Count every line where "title" occurs. Give the total alone.
Begin DATASET EXTRACT
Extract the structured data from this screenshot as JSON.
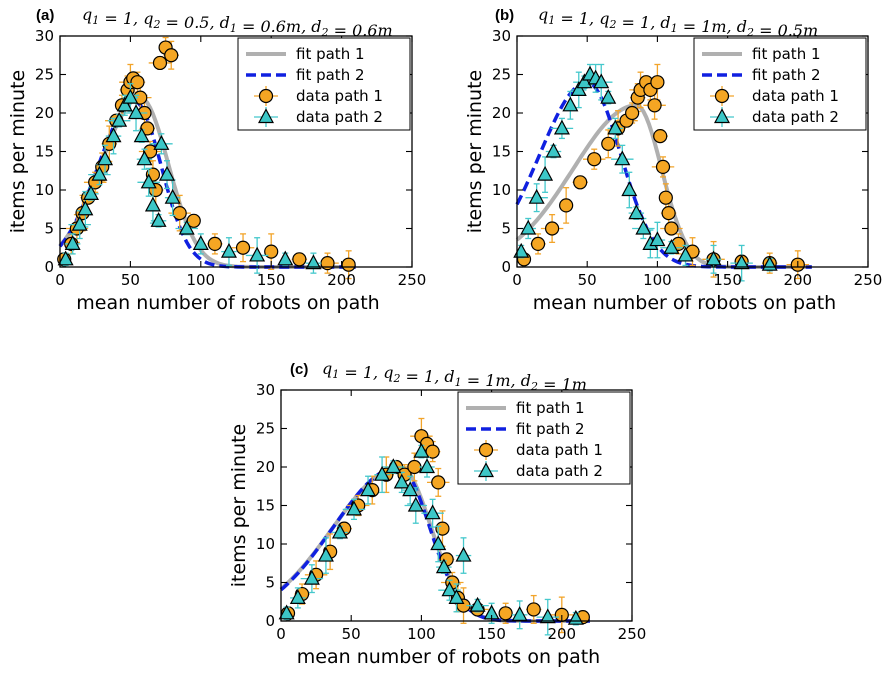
{
  "chart_data": [
    {
      "type": "scatter",
      "tag": "(a)",
      "title": "q1 = 1, q2 = 0.5, d1 = 0.6m, d2 = 0.6m",
      "xlabel": "mean number of robots on path",
      "ylabel": "items per minute",
      "xlim": [
        0,
        250
      ],
      "ylim": [
        0,
        30
      ],
      "xticks": [
        0,
        50,
        100,
        150,
        200,
        250
      ],
      "yticks": [
        0,
        5,
        10,
        15,
        20,
        25,
        30
      ],
      "legend_position": "top-right",
      "fits": [
        {
          "name": "fit path 1",
          "peak_x": 57,
          "peak_y": 22,
          "sigma_left": 28,
          "sigma_right": 20,
          "max_x": 210
        },
        {
          "name": "fit path 2",
          "peak_x": 53,
          "peak_y": 21.5,
          "sigma_left": 26,
          "sigma_right": 19,
          "max_x": 210
        }
      ],
      "series": [
        {
          "name": "data path 1",
          "points": [
            [
              3,
              1
            ],
            [
              8,
              3
            ],
            [
              12,
              5
            ],
            [
              16,
              7
            ],
            [
              20,
              9
            ],
            [
              25,
              11
            ],
            [
              30,
              13
            ],
            [
              35,
              16
            ],
            [
              40,
              19
            ],
            [
              44,
              21
            ],
            [
              48,
              23
            ],
            [
              50,
              24
            ],
            [
              52,
              24.5
            ],
            [
              55,
              24
            ],
            [
              57,
              22
            ],
            [
              60,
              20
            ],
            [
              62,
              18
            ],
            [
              64,
              15
            ],
            [
              66,
              12
            ],
            [
              68,
              10
            ],
            [
              71,
              26.5
            ],
            [
              75,
              28.5
            ],
            [
              79,
              27.5
            ],
            [
              85,
              7
            ],
            [
              95,
              6
            ],
            [
              110,
              3
            ],
            [
              130,
              2.5
            ],
            [
              150,
              2
            ],
            [
              170,
              1
            ],
            [
              190,
              0.5
            ],
            [
              205,
              0.3
            ]
          ]
        },
        {
          "name": "data path 2",
          "points": [
            [
              4,
              1
            ],
            [
              9,
              3
            ],
            [
              14,
              5.5
            ],
            [
              18,
              7.5
            ],
            [
              22,
              9.5
            ],
            [
              28,
              12
            ],
            [
              32,
              14
            ],
            [
              38,
              17
            ],
            [
              42,
              19
            ],
            [
              46,
              21
            ],
            [
              50,
              22
            ],
            [
              54,
              20
            ],
            [
              58,
              17
            ],
            [
              60,
              14
            ],
            [
              63,
              11
            ],
            [
              66,
              8
            ],
            [
              70,
              6
            ],
            [
              72,
              16
            ],
            [
              76,
              12
            ],
            [
              80,
              9
            ],
            [
              90,
              5
            ],
            [
              100,
              3
            ],
            [
              120,
              2
            ],
            [
              140,
              1.5
            ],
            [
              160,
              1
            ],
            [
              180,
              0.5
            ]
          ]
        }
      ]
    },
    {
      "type": "scatter",
      "tag": "(b)",
      "title": "q1 = 1, q2 = 1, d1 = 1m, d2 = 0.5m",
      "xlabel": "mean number of robots on path",
      "ylabel": "items per minute",
      "xlim": [
        0,
        250
      ],
      "ylim": [
        0,
        30
      ],
      "xticks": [
        0,
        50,
        100,
        150,
        200,
        250
      ],
      "yticks": [
        0,
        5,
        10,
        15,
        20,
        25,
        30
      ],
      "legend_position": "top-right",
      "fits": [
        {
          "name": "fit path 1",
          "peak_x": 85,
          "peak_y": 21,
          "sigma_left": 45,
          "sigma_right": 18,
          "max_x": 210
        },
        {
          "name": "fit path 2",
          "peak_x": 50,
          "peak_y": 24,
          "sigma_left": 34,
          "sigma_right": 24,
          "max_x": 210
        }
      ],
      "series": [
        {
          "name": "data path 1",
          "points": [
            [
              5,
              1
            ],
            [
              15,
              3
            ],
            [
              25,
              5
            ],
            [
              35,
              8
            ],
            [
              45,
              11
            ],
            [
              55,
              14
            ],
            [
              65,
              16
            ],
            [
              72,
              18
            ],
            [
              78,
              19
            ],
            [
              82,
              20
            ],
            [
              86,
              22
            ],
            [
              88,
              23
            ],
            [
              92,
              24
            ],
            [
              95,
              23
            ],
            [
              98,
              21
            ],
            [
              100,
              24
            ],
            [
              102,
              17
            ],
            [
              104,
              13
            ],
            [
              106,
              9
            ],
            [
              108,
              7
            ],
            [
              110,
              5
            ],
            [
              115,
              3
            ],
            [
              125,
              2
            ],
            [
              140,
              1
            ],
            [
              160,
              0.7
            ],
            [
              180,
              0.5
            ],
            [
              200,
              0.3
            ]
          ]
        },
        {
          "name": "data path 2",
          "points": [
            [
              3,
              2
            ],
            [
              8,
              5
            ],
            [
              14,
              9
            ],
            [
              20,
              12
            ],
            [
              26,
              15
            ],
            [
              32,
              18
            ],
            [
              38,
              21
            ],
            [
              44,
              23
            ],
            [
              48,
              24
            ],
            [
              52,
              25
            ],
            [
              56,
              24.5
            ],
            [
              60,
              24
            ],
            [
              65,
              22
            ],
            [
              70,
              18
            ],
            [
              75,
              14
            ],
            [
              80,
              10
            ],
            [
              85,
              7
            ],
            [
              90,
              5
            ],
            [
              95,
              3
            ],
            [
              100,
              3.5
            ],
            [
              110,
              2.5
            ],
            [
              120,
              1.5
            ],
            [
              140,
              1
            ],
            [
              160,
              0.5
            ],
            [
              180,
              0.3
            ]
          ]
        }
      ]
    },
    {
      "type": "scatter",
      "tag": "(c)",
      "title": "q1 = 1, q2 = 1, d1 = 1m, d2 = 1m",
      "xlabel": "mean number of robots on path",
      "ylabel": "items per minute",
      "xlim": [
        0,
        250
      ],
      "ylim": [
        0,
        30
      ],
      "xticks": [
        0,
        50,
        100,
        150,
        200,
        250
      ],
      "yticks": [
        0,
        5,
        10,
        15,
        20,
        25,
        30
      ],
      "legend_position": "top-right",
      "fits": [
        {
          "name": "fit path 1",
          "peak_x": 85,
          "peak_y": 20,
          "sigma_left": 48,
          "sigma_right": 22,
          "max_x": 220
        },
        {
          "name": "fit path 2",
          "peak_x": 84,
          "peak_y": 20,
          "sigma_left": 47,
          "sigma_right": 22,
          "max_x": 220
        }
      ],
      "series": [
        {
          "name": "data path 1",
          "points": [
            [
              5,
              1
            ],
            [
              15,
              3.5
            ],
            [
              25,
              6
            ],
            [
              35,
              9
            ],
            [
              45,
              12
            ],
            [
              55,
              15
            ],
            [
              65,
              17
            ],
            [
              75,
              19
            ],
            [
              82,
              20
            ],
            [
              88,
              19
            ],
            [
              95,
              20
            ],
            [
              100,
              24
            ],
            [
              104,
              23
            ],
            [
              108,
              22
            ],
            [
              112,
              18
            ],
            [
              115,
              12
            ],
            [
              118,
              8
            ],
            [
              122,
              5
            ],
            [
              126,
              3
            ],
            [
              130,
              2
            ],
            [
              140,
              1.5
            ],
            [
              160,
              1
            ],
            [
              180,
              1.5
            ],
            [
              200,
              0.8
            ],
            [
              215,
              0.5
            ]
          ]
        },
        {
          "name": "data path 2",
          "points": [
            [
              4,
              1
            ],
            [
              12,
              3
            ],
            [
              22,
              5.5
            ],
            [
              32,
              8.5
            ],
            [
              42,
              11.5
            ],
            [
              52,
              14.5
            ],
            [
              62,
              17
            ],
            [
              72,
              19
            ],
            [
              80,
              20
            ],
            [
              86,
              18
            ],
            [
              92,
              17
            ],
            [
              96,
              15
            ],
            [
              100,
              22
            ],
            [
              104,
              20
            ],
            [
              108,
              14
            ],
            [
              112,
              10
            ],
            [
              116,
              7
            ],
            [
              120,
              4
            ],
            [
              125,
              3
            ],
            [
              130,
              8.5
            ],
            [
              140,
              2
            ],
            [
              150,
              1
            ],
            [
              170,
              0.8
            ],
            [
              190,
              0.5
            ],
            [
              210,
              0.3
            ]
          ]
        }
      ]
    }
  ],
  "colors": {
    "fit_path_1": "#b0b0b0",
    "fit_path_2": "#1020e0",
    "data_path_1": "#f5a623",
    "data_path_2": "#3cc7c7",
    "errbar_path_1": "#f2a42a",
    "errbar_path_2": "#45c8cc"
  }
}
End DATASET EXTRACT
(REPLY): 3